● **What you have to do**:
Copy out exactly every line from the line containing "What text is on this page?" until the records below end, inclusive of both boundary lines.

== Listed records ==

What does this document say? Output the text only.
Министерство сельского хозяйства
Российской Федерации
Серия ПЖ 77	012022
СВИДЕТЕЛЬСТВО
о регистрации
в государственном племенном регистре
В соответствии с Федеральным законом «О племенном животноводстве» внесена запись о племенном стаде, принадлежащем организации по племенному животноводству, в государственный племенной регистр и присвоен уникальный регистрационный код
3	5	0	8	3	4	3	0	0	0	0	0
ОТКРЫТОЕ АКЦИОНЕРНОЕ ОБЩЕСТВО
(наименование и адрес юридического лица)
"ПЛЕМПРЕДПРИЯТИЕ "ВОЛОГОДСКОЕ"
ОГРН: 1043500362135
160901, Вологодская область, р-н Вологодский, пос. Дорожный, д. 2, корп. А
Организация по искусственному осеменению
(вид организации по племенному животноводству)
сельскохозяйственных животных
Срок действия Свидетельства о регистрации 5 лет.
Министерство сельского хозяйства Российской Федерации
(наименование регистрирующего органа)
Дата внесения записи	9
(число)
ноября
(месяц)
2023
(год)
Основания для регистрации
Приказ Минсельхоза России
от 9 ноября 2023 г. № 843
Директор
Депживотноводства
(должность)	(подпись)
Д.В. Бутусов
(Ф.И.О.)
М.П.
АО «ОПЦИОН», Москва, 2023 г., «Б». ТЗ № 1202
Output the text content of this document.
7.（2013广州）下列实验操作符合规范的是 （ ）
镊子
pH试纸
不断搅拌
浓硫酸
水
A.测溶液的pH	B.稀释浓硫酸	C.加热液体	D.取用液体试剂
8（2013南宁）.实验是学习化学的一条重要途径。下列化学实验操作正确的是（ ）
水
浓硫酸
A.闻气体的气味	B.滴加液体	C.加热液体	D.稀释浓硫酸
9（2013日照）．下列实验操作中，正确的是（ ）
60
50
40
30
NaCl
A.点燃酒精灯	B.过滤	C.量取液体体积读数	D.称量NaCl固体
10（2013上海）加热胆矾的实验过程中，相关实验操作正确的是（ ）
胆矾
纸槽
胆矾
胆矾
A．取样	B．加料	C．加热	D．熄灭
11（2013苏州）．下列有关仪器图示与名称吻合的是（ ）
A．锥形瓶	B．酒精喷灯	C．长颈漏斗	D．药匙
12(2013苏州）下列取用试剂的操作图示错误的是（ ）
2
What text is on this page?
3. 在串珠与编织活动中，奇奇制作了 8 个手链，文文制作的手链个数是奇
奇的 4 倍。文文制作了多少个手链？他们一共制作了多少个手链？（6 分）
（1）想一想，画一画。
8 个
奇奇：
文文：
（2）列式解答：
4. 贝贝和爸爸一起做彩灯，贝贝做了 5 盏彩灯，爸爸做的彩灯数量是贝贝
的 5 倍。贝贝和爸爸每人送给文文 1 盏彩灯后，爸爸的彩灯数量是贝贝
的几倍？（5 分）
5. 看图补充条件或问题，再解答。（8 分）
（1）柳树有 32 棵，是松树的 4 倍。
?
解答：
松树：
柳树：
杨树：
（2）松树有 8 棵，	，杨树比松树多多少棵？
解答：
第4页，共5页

===

● **Reply to the task**:
What text is on this page?
3. 在串珠与编织活动中，奇奇制作了 8 个手链，文文制作的手链个数是奇
奇的 4 倍。文文制作了多少个手链？他们一共制作了多少个手链？（6 分）
（1）想一想，画一画。
8 个
奇奇：
文文：
（2）列式解答：
4. 贝贝和爸爸一起做彩灯，贝贝做了 5 盏彩灯，爸爸做的彩灯数量是贝贝
的 5 倍。贝贝和爸爸每人送给文文 1 盏彩灯后，爸爸的彩灯数量是贝贝
的几倍？（5 分）
5. 看图补充条件或问题，再解答。（8 分）
（1）柳树有 32 棵，是松树的 4 倍。
?
解答：
松树：
柳树：
杨树：
（2）松树有 8 棵，	，杨树比松树多多少棵？
解答：
第4页，共5页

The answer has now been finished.